== Given problem ==
From the data that follows, report how many lines hold the string "removed", giving only the number.

(Data entries for graphics)
┏━━

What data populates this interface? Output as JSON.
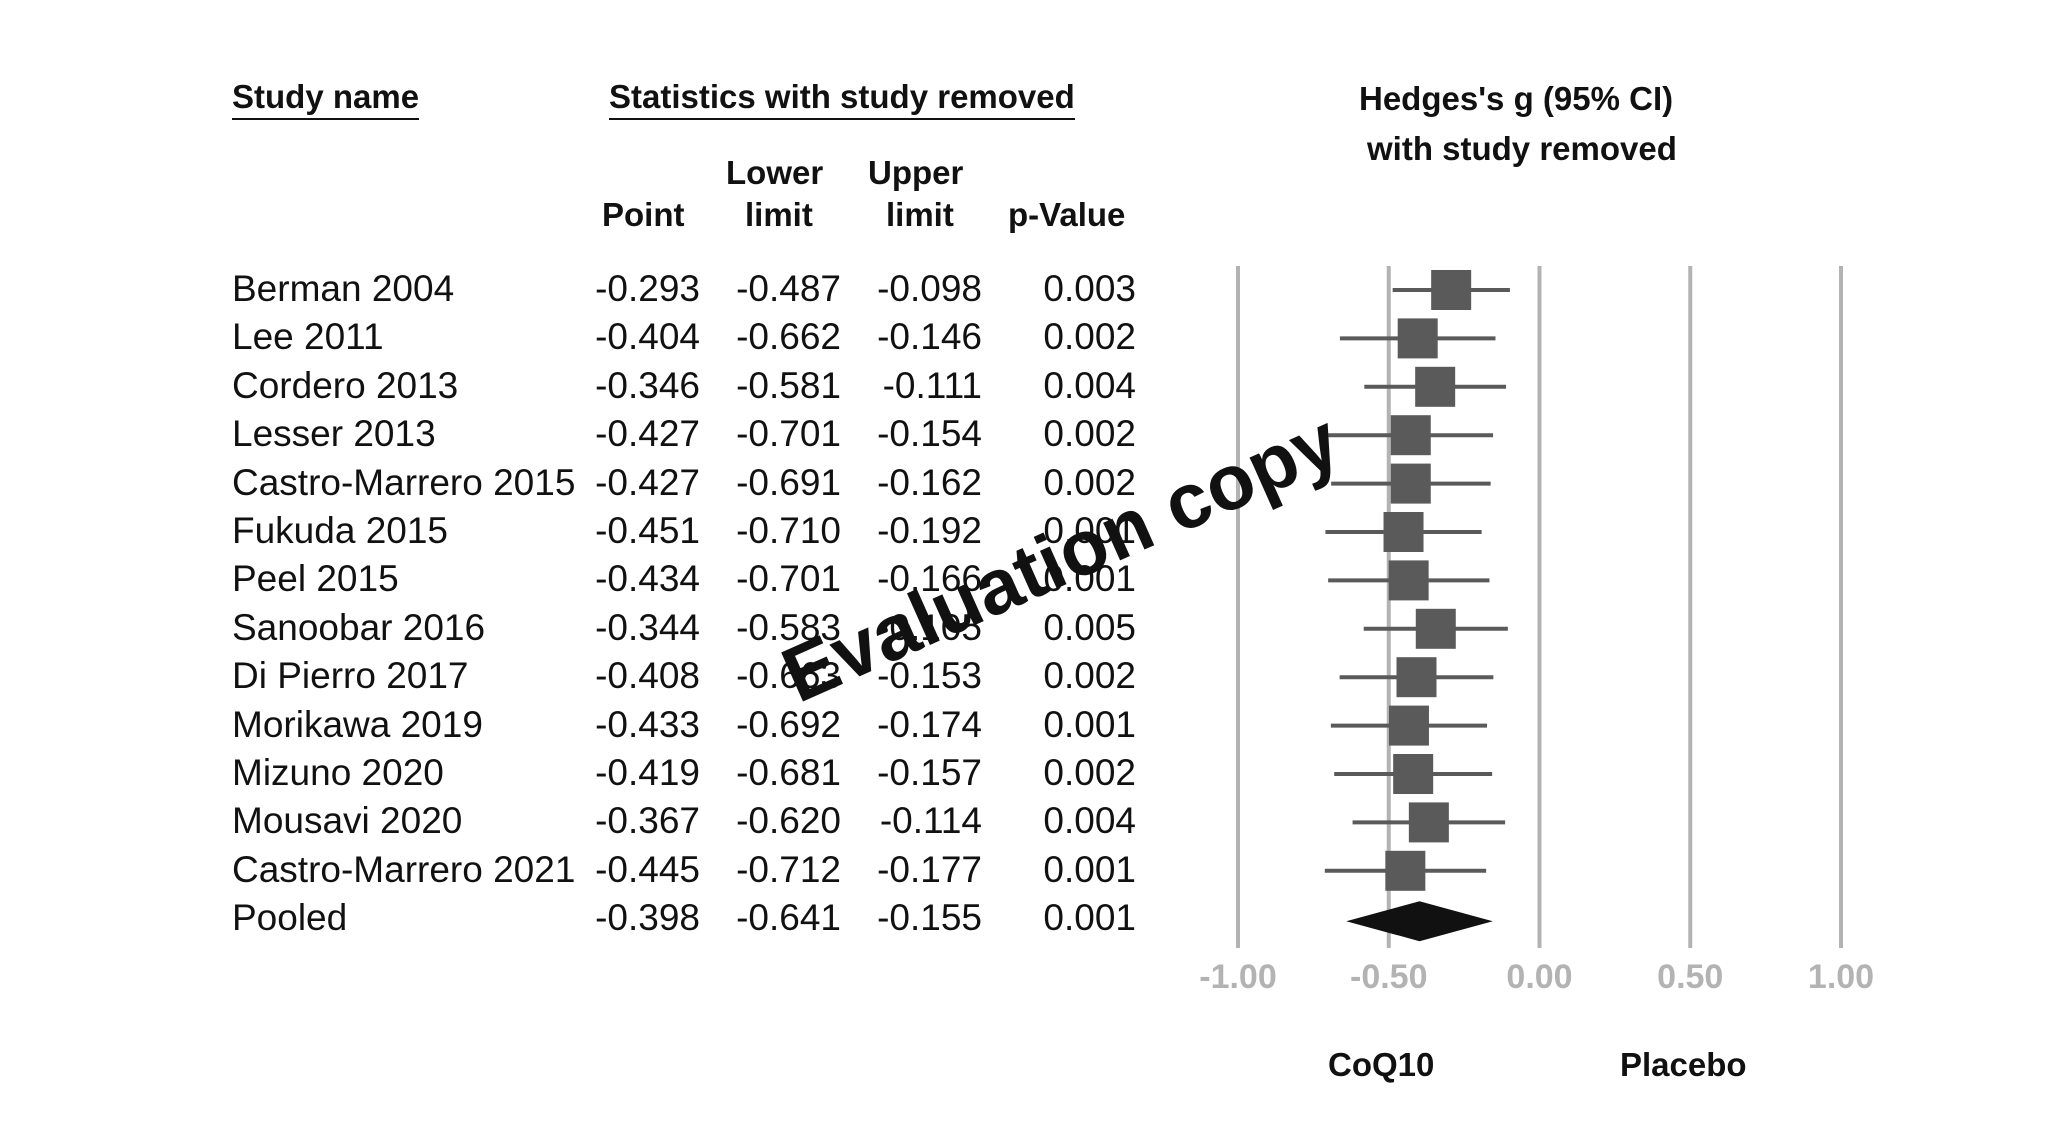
{
  "headers": {
    "study_name": "Study name",
    "stats_group": "Statistics with study removed",
    "point": "Point",
    "lower_1": "Lower",
    "lower_2": "limit",
    "upper_1": "Upper",
    "upper_2": "limit",
    "pvalue": "p-Value",
    "forest_1": "Hedges's g (95% CI)",
    "forest_2": "with study removed"
  },
  "side_labels": {
    "left": "CoQ10",
    "right": "Placebo"
  },
  "watermark": "Evaluation copy",
  "chart_data": {
    "type": "forest",
    "x_ticks": [
      -1.0,
      -0.5,
      0.0,
      0.5,
      1.0
    ],
    "x_tick_labels": [
      "-1.00",
      "-0.50",
      "0.00",
      "0.50",
      "1.00"
    ],
    "xlim": [
      -1.0,
      1.0
    ],
    "rows": [
      {
        "study": "Berman 2004",
        "point": "-0.293",
        "lower": "-0.487",
        "upper": "-0.098",
        "p": "0.003",
        "g": -0.293,
        "lo": -0.487,
        "hi": -0.098
      },
      {
        "study": "Lee 2011",
        "point": "-0.404",
        "lower": "-0.662",
        "upper": "-0.146",
        "p": "0.002",
        "g": -0.404,
        "lo": -0.662,
        "hi": -0.146
      },
      {
        "study": "Cordero 2013",
        "point": "-0.346",
        "lower": "-0.581",
        "upper": "-0.111",
        "p": "0.004",
        "g": -0.346,
        "lo": -0.581,
        "hi": -0.111
      },
      {
        "study": "Lesser 2013",
        "point": "-0.427",
        "lower": "-0.701",
        "upper": "-0.154",
        "p": "0.002",
        "g": -0.427,
        "lo": -0.701,
        "hi": -0.154
      },
      {
        "study": "Castro-Marrero 2015",
        "point": "-0.427",
        "lower": "-0.691",
        "upper": "-0.162",
        "p": "0.002",
        "g": -0.427,
        "lo": -0.691,
        "hi": -0.162
      },
      {
        "study": "Fukuda 2015",
        "point": "-0.451",
        "lower": "-0.710",
        "upper": "-0.192",
        "p": "0.001",
        "g": -0.451,
        "lo": -0.71,
        "hi": -0.192
      },
      {
        "study": "Peel 2015",
        "point": "-0.434",
        "lower": "-0.701",
        "upper": "-0.166",
        "p": "0.001",
        "g": -0.434,
        "lo": -0.701,
        "hi": -0.166
      },
      {
        "study": "Sanoobar 2016",
        "point": "-0.344",
        "lower": "-0.583",
        "upper": "-0.105",
        "p": "0.005",
        "g": -0.344,
        "lo": -0.583,
        "hi": -0.105
      },
      {
        "study": "Di Pierro 2017",
        "point": "-0.408",
        "lower": "-0.663",
        "upper": "-0.153",
        "p": "0.002",
        "g": -0.408,
        "lo": -0.663,
        "hi": -0.153
      },
      {
        "study": "Morikawa 2019",
        "point": "-0.433",
        "lower": "-0.692",
        "upper": "-0.174",
        "p": "0.001",
        "g": -0.433,
        "lo": -0.692,
        "hi": -0.174
      },
      {
        "study": "Mizuno 2020",
        "point": "-0.419",
        "lower": "-0.681",
        "upper": "-0.157",
        "p": "0.002",
        "g": -0.419,
        "lo": -0.681,
        "hi": -0.157
      },
      {
        "study": "Mousavi 2020",
        "point": "-0.367",
        "lower": "-0.620",
        "upper": "-0.114",
        "p": "0.004",
        "g": -0.367,
        "lo": -0.62,
        "hi": -0.114
      },
      {
        "study": "Castro-Marrero 2021",
        "point": "-0.445",
        "lower": "-0.712",
        "upper": "-0.177",
        "p": "0.001",
        "g": -0.445,
        "lo": -0.712,
        "hi": -0.177
      }
    ],
    "pooled": {
      "study": "Pooled",
      "point": "-0.398",
      "lower": "-0.641",
      "upper": "-0.155",
      "p": "0.001",
      "g": -0.398,
      "lo": -0.641,
      "hi": -0.155
    },
    "colors": {
      "marker": "#5a5a5a",
      "diamond": "#111111",
      "gridline": "#b3b3b3",
      "whisker": "#5a5a5a"
    }
  }
}
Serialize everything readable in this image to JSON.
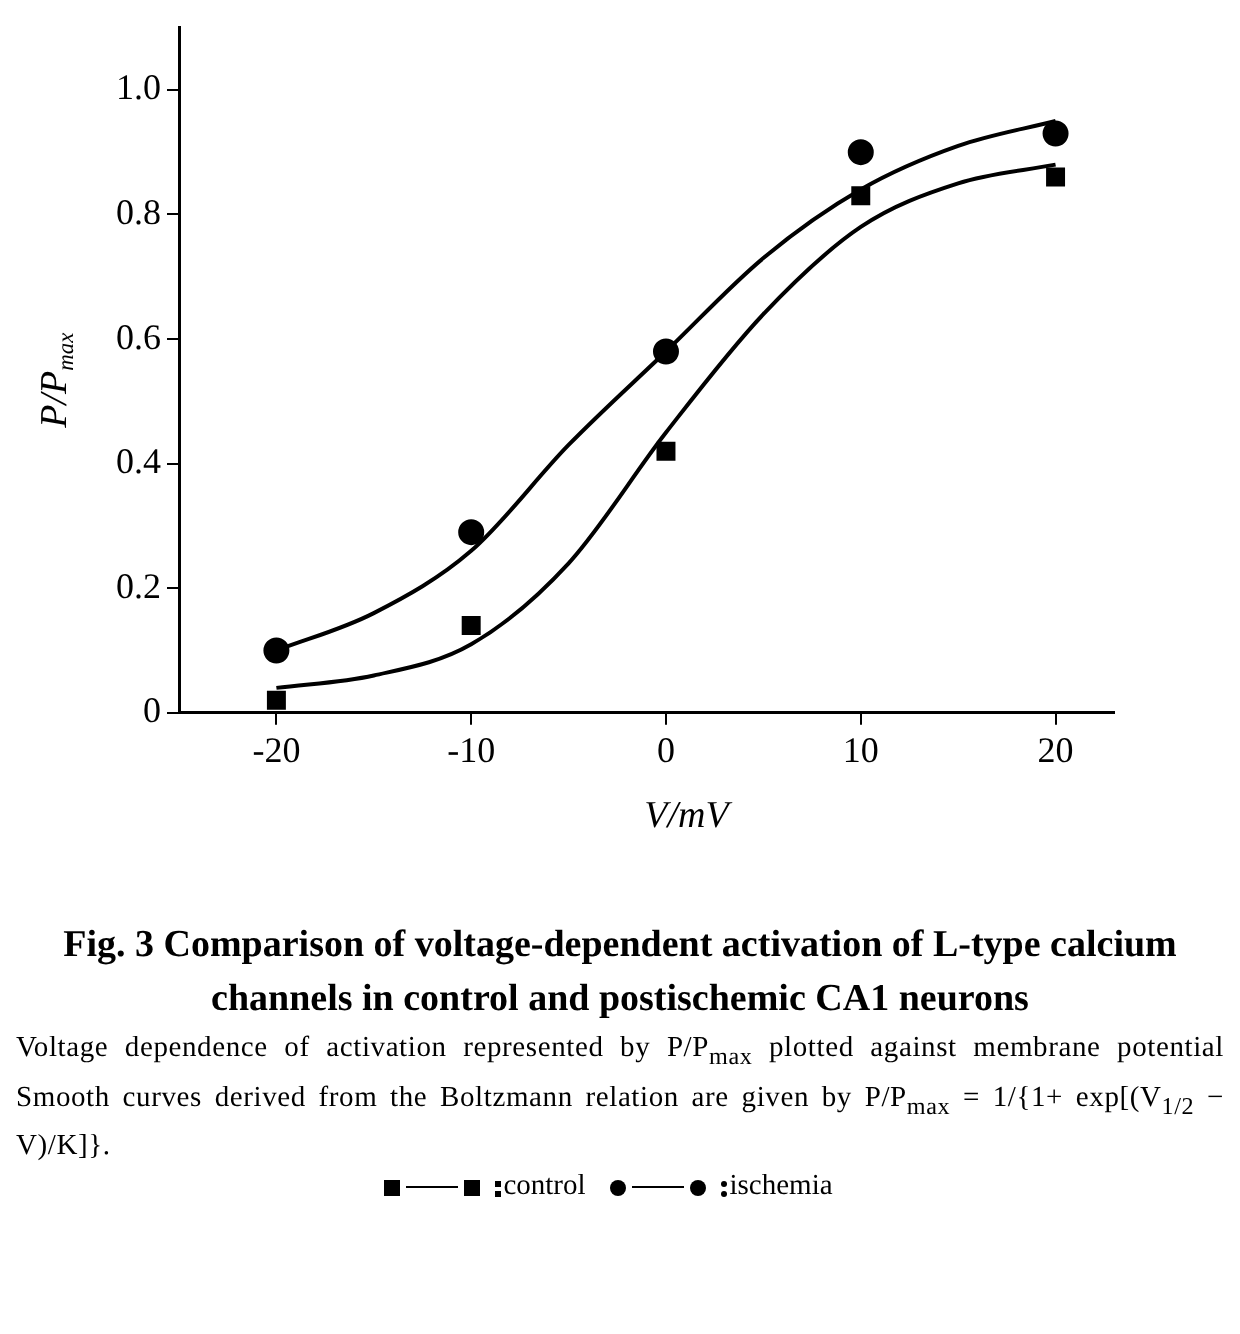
{
  "chart_data": {
    "type": "scatter",
    "title": "Fig. 3  Comparison of voltage-dependent activation of L-type calcium channels in control and postischemic CA1 neurons",
    "xlabel": "V/mV",
    "ylabel": "P/P$_{max}$",
    "annotations": [
      "Voltage dependence of activation represented by P/P$_{max}$ plotted against membrane potential Smooth curves derived from the Boltzmann relation are given by P/P$_{max}$ = 1/{1+ exp[(V$_{1/2}$ − V)/K]}."
    ],
    "x": [
      -20,
      -10,
      0,
      10,
      20
    ],
    "xlim": [
      -25,
      23
    ],
    "xticks": [
      -20,
      -10,
      0,
      10,
      20
    ],
    "ylim": [
      0,
      1.1
    ],
    "yticks": [
      0,
      {
        "value": 0.2,
        "label": "0.2"
      },
      {
        "value": 0.4,
        "label": "0.4"
      },
      {
        "value": 0.6,
        "label": "0.6"
      },
      {
        "value": 0.8,
        "label": "0.8"
      },
      {
        "value": 1,
        "label": "1.0"
      }
    ],
    "legend": "bottom",
    "series": [
      {
        "name": "control",
        "type": "scatter",
        "marker": "square",
        "color": "#000000",
        "values": [
          0.02,
          0.14,
          0.42,
          0.83,
          0.86
        ]
      },
      {
        "name": "ischemia",
        "type": "scatter",
        "marker": "circle",
        "color": "#000000",
        "values": [
          0.1,
          0.29,
          0.58,
          0.9,
          0.93
        ]
      },
      {
        "type": "line",
        "color": "#000000",
        "x": [
          -20,
          -15,
          -10,
          -5,
          0,
          5,
          10,
          15,
          20
        ],
        "values": [
          0.04,
          0.06,
          0.11,
          0.24,
          0.45,
          0.64,
          0.78,
          0.85,
          0.88
        ]
      },
      {
        "type": "line",
        "color": "#000000",
        "x": [
          -20,
          -15,
          -10,
          -5,
          0,
          5,
          10,
          15,
          20
        ],
        "values": [
          0.1,
          0.16,
          0.26,
          0.43,
          0.58,
          0.73,
          0.84,
          0.91,
          0.95
        ]
      }
    ]
  }
}
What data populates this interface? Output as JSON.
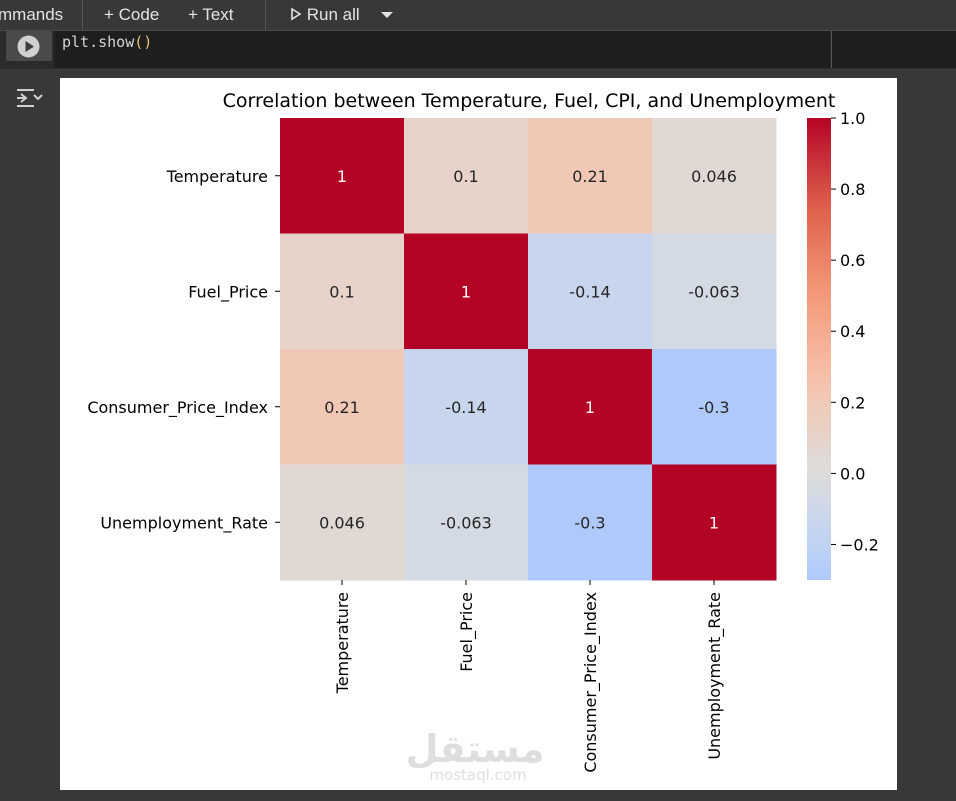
{
  "toolbar": {
    "commands_label": "mmands",
    "code_label": "+ Code",
    "text_label": "+ Text",
    "run_all_label": "Run all"
  },
  "cell": {
    "code_prefix": "plt.show",
    "code_parens": "()"
  },
  "watermark": {
    "arabic": "مستقل",
    "latin": "mostaql.com"
  },
  "chart_data": {
    "type": "heatmap",
    "title": "Correlation between Temperature, Fuel, CPI, and Unemployment",
    "rows": [
      "Temperature",
      "Fuel_Price",
      "Consumer_Price_Index",
      "Unemployment_Rate"
    ],
    "columns": [
      "Temperature",
      "Fuel_Price",
      "Consumer_Price_Index",
      "Unemployment_Rate"
    ],
    "values": [
      [
        1,
        0.1,
        0.21,
        0.046
      ],
      [
        0.1,
        1,
        -0.14,
        -0.063
      ],
      [
        0.21,
        -0.14,
        1,
        -0.3
      ],
      [
        0.046,
        -0.063,
        -0.3,
        1
      ]
    ],
    "annotations": [
      [
        "1",
        "0.1",
        "0.21",
        "0.046"
      ],
      [
        "0.1",
        "1",
        "-0.14",
        "-0.063"
      ],
      [
        "0.21",
        "-0.14",
        "1",
        "-0.3"
      ],
      [
        "0.046",
        "-0.063",
        "-0.3",
        "1"
      ]
    ],
    "colormap": "coolwarm",
    "vmin": -0.3,
    "vmax": 1.0,
    "colorbar_ticks": [
      1.0,
      0.8,
      0.6,
      0.4,
      0.2,
      0.0,
      -0.2
    ],
    "colorbar_tick_labels": [
      "1.0",
      "0.8",
      "0.6",
      "0.4",
      "0.2",
      "0.0",
      "−0.2"
    ]
  }
}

┗━━

== Result ==
2